What is being asked
Say only how many lines contain the word "sensor".

◇ ◇ ◇ ◇ ◇ ◇ ◇

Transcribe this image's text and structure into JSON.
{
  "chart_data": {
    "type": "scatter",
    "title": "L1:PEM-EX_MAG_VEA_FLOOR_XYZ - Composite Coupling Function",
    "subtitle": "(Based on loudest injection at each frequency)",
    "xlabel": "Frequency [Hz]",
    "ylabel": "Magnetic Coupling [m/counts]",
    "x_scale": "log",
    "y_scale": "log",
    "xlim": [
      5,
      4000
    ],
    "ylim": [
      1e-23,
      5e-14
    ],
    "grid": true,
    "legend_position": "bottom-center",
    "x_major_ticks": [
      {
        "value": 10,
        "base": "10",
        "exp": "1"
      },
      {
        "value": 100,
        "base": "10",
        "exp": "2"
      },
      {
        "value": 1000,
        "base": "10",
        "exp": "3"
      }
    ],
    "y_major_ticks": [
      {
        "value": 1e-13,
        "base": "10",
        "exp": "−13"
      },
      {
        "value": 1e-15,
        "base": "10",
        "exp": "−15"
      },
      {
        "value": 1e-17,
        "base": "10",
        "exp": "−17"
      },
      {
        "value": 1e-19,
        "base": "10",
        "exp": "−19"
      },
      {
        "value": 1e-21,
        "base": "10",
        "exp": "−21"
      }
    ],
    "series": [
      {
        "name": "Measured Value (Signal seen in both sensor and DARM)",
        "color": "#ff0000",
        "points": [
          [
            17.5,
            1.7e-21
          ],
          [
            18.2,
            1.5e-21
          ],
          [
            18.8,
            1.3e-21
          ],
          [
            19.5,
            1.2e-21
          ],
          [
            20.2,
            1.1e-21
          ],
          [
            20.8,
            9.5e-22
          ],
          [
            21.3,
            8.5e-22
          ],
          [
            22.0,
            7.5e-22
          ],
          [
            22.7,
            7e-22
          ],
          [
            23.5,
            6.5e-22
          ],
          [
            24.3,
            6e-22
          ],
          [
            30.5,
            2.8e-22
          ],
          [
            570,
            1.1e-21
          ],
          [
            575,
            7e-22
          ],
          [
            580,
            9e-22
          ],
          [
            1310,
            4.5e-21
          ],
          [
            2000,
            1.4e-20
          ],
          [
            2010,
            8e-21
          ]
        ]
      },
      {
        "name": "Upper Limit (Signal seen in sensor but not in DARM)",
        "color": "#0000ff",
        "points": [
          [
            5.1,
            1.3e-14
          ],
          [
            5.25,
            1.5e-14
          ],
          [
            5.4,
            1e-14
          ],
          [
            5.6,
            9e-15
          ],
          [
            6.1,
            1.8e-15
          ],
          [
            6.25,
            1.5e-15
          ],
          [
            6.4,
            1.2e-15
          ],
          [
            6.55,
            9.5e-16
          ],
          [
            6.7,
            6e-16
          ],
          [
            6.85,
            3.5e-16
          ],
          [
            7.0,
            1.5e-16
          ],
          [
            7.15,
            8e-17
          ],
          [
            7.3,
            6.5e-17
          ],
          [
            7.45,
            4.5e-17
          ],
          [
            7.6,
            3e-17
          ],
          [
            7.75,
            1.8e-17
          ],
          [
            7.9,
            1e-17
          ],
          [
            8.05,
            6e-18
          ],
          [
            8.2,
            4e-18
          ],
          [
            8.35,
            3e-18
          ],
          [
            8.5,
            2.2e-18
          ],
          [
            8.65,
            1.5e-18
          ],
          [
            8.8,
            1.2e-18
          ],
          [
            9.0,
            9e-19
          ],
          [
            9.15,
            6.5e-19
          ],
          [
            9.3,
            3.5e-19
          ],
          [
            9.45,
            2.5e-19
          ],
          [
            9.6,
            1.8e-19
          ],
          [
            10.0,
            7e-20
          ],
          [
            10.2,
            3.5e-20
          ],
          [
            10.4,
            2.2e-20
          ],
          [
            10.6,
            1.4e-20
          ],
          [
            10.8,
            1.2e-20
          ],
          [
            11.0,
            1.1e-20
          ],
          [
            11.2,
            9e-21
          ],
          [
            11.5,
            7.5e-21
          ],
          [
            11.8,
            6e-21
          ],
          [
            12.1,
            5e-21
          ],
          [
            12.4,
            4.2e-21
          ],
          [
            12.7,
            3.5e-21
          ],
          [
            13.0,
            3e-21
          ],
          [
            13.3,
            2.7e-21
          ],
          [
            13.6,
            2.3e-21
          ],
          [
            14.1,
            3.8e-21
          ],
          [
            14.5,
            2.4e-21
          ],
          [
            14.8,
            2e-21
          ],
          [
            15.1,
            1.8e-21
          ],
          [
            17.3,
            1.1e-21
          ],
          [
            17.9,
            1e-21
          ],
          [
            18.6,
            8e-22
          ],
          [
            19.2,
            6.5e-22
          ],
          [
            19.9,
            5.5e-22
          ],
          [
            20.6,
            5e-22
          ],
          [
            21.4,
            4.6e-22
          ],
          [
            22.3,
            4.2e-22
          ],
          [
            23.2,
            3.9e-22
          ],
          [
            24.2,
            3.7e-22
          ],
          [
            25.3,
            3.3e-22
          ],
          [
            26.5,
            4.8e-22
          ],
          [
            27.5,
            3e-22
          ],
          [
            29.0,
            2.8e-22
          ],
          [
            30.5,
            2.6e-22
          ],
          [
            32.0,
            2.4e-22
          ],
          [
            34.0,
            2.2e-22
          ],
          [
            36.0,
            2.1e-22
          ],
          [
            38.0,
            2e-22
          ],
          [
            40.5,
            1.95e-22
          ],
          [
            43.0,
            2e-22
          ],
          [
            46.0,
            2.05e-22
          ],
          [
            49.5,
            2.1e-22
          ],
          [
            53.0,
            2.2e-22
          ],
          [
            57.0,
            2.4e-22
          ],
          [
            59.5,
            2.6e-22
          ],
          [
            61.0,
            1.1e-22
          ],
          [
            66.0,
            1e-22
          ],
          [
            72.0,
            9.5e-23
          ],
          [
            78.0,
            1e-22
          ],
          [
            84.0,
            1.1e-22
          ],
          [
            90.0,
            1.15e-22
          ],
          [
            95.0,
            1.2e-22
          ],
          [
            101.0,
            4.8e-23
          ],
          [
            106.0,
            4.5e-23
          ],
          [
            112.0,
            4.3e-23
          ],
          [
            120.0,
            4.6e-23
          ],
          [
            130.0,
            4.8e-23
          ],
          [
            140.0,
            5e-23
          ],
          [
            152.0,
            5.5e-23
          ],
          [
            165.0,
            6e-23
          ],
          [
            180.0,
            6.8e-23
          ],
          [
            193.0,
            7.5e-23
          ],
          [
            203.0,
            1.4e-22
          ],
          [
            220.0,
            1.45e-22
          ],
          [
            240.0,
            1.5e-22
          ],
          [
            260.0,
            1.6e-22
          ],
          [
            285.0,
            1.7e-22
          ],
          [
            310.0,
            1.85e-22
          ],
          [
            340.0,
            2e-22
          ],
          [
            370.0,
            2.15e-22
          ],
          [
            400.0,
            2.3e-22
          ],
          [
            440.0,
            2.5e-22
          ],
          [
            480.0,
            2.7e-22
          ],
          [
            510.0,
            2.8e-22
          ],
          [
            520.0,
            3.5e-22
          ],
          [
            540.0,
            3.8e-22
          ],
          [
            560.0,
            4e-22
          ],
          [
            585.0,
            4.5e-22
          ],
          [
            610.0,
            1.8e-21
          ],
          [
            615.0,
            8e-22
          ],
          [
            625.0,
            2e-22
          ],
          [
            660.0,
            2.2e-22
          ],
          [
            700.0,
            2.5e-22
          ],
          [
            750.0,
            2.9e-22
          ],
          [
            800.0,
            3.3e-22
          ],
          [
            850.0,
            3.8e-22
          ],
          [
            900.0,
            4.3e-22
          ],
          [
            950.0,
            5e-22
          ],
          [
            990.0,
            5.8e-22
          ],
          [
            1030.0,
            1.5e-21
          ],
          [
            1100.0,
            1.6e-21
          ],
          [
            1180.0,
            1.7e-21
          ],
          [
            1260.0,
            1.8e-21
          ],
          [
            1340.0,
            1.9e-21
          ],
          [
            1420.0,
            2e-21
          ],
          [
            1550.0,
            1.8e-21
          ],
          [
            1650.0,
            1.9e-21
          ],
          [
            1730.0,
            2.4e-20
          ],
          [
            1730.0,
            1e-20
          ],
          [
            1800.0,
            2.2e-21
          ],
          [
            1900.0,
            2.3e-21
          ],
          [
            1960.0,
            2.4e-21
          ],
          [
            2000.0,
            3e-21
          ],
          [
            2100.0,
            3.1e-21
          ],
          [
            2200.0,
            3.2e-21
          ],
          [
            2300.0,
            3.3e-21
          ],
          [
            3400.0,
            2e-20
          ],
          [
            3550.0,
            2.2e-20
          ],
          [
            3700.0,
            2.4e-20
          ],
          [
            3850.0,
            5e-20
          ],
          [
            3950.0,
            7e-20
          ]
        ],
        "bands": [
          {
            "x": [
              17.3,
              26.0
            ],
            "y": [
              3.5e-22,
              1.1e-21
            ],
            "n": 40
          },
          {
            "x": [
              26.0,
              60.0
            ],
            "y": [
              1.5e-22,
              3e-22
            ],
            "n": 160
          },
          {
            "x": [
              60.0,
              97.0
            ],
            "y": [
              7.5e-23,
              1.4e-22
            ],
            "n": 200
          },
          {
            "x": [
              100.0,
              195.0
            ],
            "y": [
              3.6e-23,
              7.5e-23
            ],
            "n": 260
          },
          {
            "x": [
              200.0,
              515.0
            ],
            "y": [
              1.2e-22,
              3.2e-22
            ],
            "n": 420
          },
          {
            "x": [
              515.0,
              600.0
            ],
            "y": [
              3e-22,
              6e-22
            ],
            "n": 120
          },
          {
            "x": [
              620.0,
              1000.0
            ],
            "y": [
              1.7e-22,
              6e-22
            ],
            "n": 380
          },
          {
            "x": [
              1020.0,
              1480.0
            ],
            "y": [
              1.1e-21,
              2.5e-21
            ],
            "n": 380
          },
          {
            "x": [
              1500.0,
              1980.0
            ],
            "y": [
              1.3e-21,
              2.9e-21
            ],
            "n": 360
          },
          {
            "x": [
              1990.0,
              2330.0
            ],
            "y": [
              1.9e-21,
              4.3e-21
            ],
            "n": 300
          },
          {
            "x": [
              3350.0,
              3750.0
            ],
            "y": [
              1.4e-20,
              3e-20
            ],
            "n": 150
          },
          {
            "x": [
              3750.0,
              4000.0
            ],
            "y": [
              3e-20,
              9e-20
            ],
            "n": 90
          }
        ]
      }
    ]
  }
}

◇ ◇ ◇ ◇ ◇ ◇ ◇

Response below
2